» **EXERCISE**: Gather all lines with "خوارزم" from the records.
☆ ☆ ☆ ☆ ☆ ☆ ☆
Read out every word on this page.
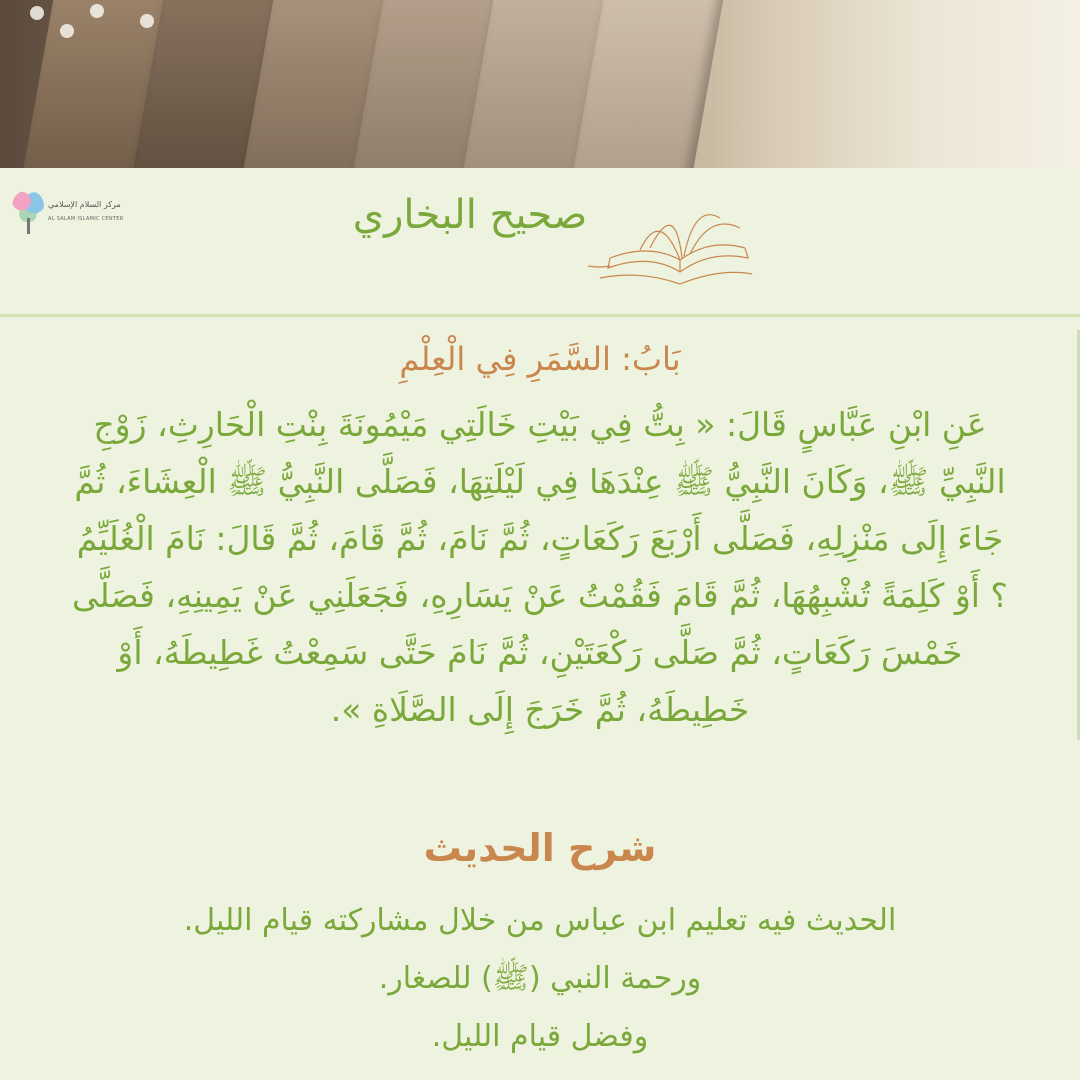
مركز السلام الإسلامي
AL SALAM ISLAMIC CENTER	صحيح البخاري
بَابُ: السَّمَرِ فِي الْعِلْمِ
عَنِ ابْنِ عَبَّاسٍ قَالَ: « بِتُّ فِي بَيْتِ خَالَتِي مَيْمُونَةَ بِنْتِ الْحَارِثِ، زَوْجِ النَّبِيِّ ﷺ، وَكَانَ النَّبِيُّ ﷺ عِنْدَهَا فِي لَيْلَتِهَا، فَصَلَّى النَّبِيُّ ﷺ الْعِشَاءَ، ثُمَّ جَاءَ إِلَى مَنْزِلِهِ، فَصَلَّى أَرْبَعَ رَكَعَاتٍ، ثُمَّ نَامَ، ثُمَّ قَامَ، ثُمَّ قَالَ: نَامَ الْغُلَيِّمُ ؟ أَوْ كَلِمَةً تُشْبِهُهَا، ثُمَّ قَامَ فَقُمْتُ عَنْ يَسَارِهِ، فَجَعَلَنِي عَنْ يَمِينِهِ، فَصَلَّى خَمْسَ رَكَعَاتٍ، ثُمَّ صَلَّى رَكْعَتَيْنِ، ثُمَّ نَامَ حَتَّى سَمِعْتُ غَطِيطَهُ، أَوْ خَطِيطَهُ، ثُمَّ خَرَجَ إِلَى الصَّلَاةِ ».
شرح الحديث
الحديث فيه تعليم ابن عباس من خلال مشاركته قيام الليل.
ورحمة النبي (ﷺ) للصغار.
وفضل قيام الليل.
☆ ☆ ☆ ☆ ☆ ☆ ☆
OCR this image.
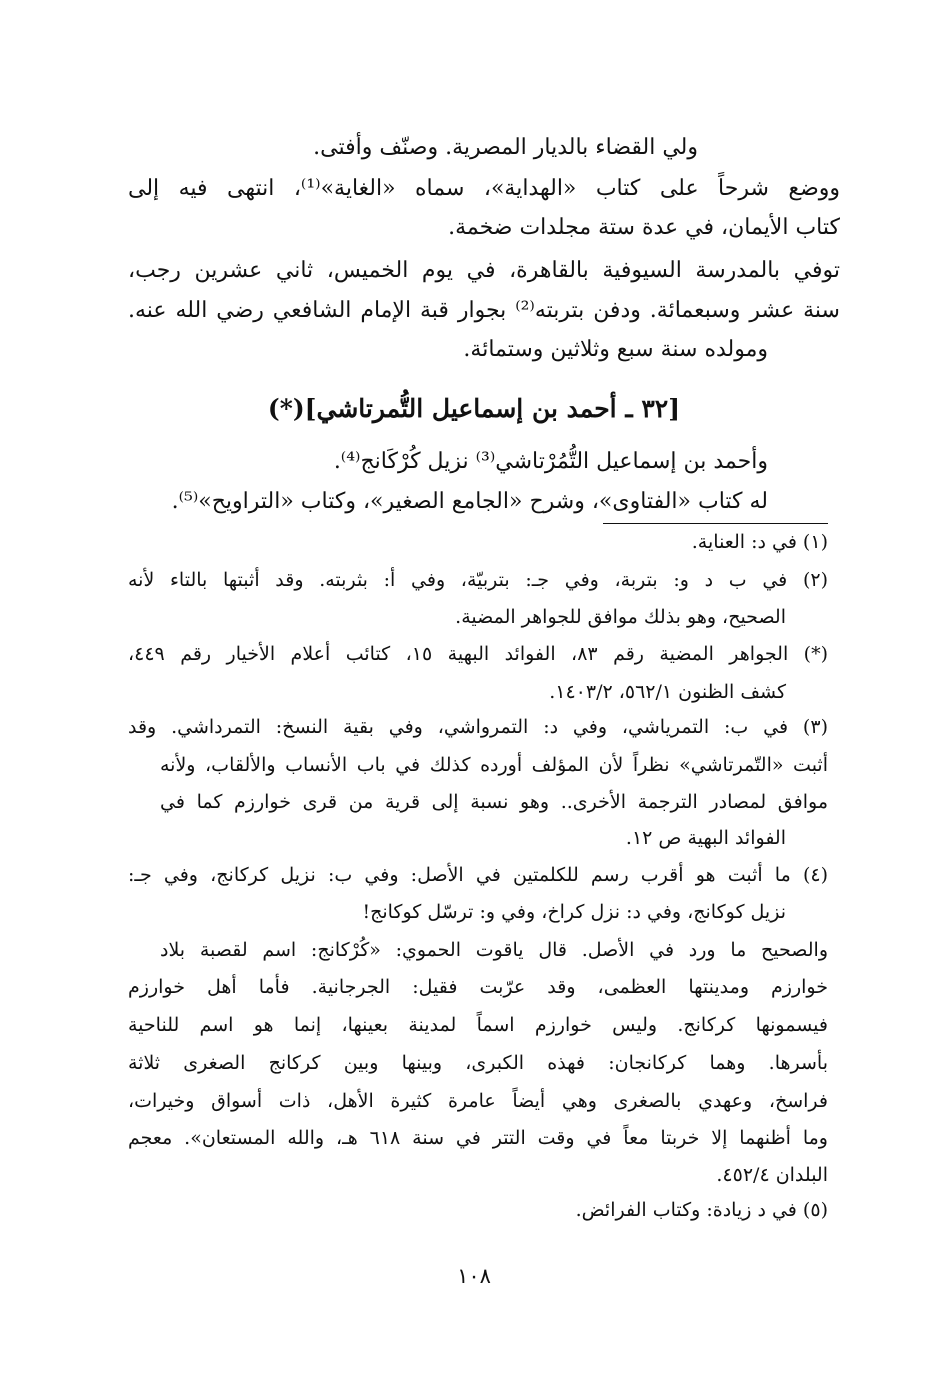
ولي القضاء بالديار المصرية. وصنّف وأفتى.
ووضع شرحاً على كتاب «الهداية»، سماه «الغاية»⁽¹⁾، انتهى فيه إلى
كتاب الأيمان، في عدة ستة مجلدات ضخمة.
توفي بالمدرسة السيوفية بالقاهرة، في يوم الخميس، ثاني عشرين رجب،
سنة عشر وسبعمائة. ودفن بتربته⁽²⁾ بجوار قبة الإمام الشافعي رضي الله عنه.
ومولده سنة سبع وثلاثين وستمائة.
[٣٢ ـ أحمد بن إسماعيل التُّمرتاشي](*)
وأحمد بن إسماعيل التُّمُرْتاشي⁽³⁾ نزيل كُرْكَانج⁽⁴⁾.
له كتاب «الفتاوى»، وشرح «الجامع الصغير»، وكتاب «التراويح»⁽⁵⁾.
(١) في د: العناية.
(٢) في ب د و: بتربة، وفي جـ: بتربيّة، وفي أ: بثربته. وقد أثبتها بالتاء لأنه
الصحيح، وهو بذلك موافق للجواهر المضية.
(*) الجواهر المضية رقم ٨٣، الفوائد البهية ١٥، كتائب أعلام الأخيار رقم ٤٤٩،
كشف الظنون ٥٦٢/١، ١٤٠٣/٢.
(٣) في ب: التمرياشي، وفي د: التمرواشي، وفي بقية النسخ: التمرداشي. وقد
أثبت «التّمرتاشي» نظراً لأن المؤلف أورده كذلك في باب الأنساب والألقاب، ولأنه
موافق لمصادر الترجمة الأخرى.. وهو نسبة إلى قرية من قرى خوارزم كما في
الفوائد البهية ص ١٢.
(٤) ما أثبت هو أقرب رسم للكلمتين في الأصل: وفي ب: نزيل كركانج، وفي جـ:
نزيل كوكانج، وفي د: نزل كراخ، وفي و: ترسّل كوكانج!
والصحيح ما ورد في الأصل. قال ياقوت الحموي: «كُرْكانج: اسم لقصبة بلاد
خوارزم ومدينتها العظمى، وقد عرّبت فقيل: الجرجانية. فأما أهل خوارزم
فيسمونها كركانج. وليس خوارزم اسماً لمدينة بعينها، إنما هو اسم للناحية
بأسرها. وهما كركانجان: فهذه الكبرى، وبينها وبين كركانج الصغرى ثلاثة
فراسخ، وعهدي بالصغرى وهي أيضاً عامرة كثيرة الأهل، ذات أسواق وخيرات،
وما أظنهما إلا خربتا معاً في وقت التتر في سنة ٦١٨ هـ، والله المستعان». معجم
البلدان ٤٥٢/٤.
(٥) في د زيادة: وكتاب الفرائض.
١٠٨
☆ ☆ ☆ ☆ ☆ ☆ ☆
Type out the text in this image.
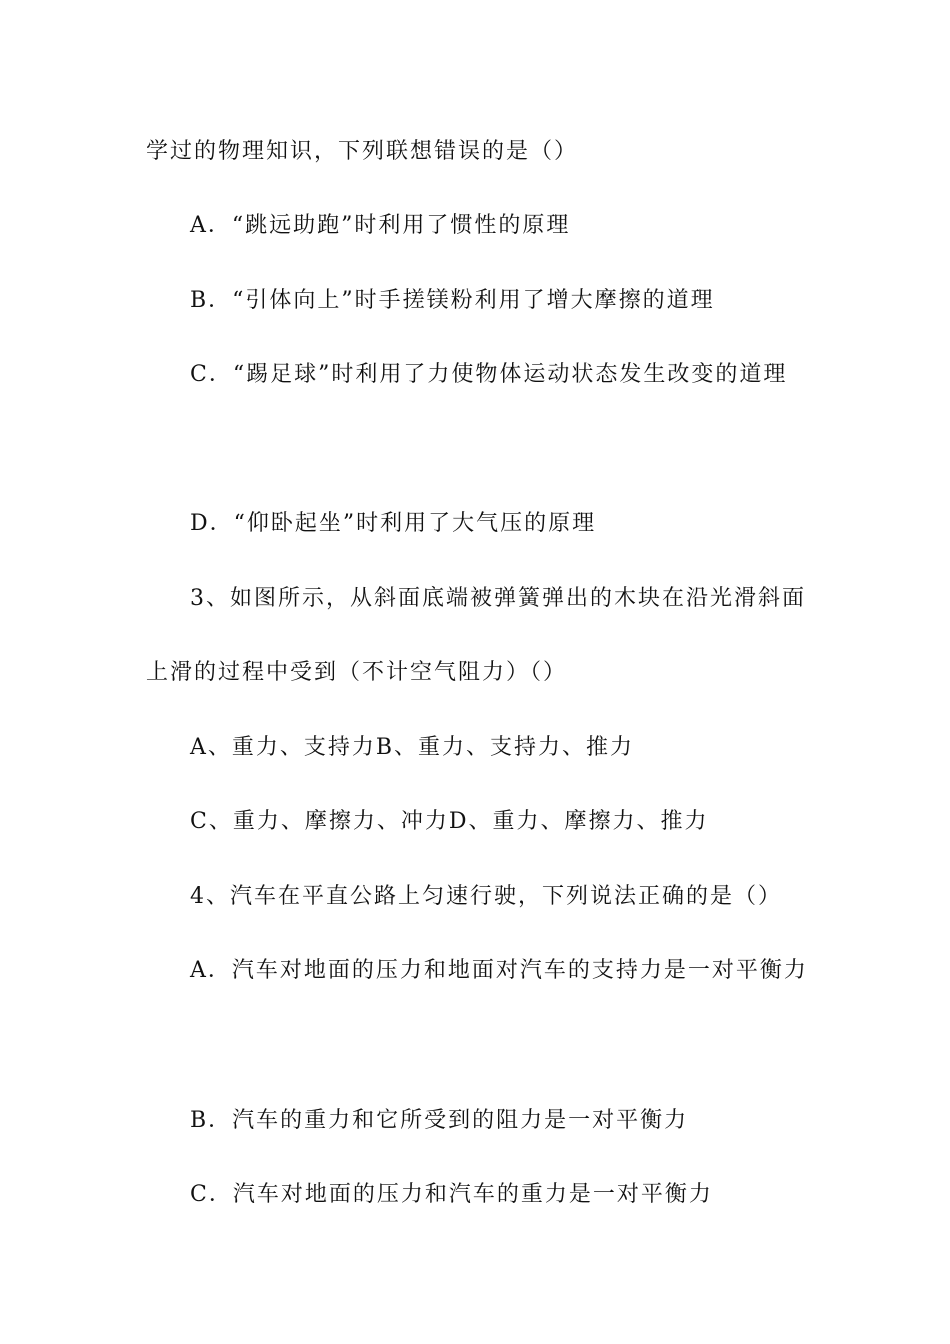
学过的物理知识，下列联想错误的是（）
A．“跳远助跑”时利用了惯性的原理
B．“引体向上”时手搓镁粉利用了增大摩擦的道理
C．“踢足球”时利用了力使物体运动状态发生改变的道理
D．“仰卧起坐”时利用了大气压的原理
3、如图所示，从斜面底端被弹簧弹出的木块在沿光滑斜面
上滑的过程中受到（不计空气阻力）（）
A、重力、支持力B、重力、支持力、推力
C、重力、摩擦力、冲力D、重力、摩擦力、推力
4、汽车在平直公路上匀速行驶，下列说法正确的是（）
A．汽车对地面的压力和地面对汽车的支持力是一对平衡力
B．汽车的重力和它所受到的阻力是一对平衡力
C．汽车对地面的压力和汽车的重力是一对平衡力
☆ ☆ ☆ ☆ ☆ ☆ ☆
» **IN RESPONSE**:
موافق لمصادر الترجمة الأخرى.. وهو نسبة إلى قرية من قرى خوارزم كما في
خوارزم ومدينتها العظمى، وقد عرّبت فقيل: الجرجانية. فأما أهل خوارزم
فيسمونها كركانج. وليس خوارزم اسماً لمدينة بعينها، إنما هو اسم للناحية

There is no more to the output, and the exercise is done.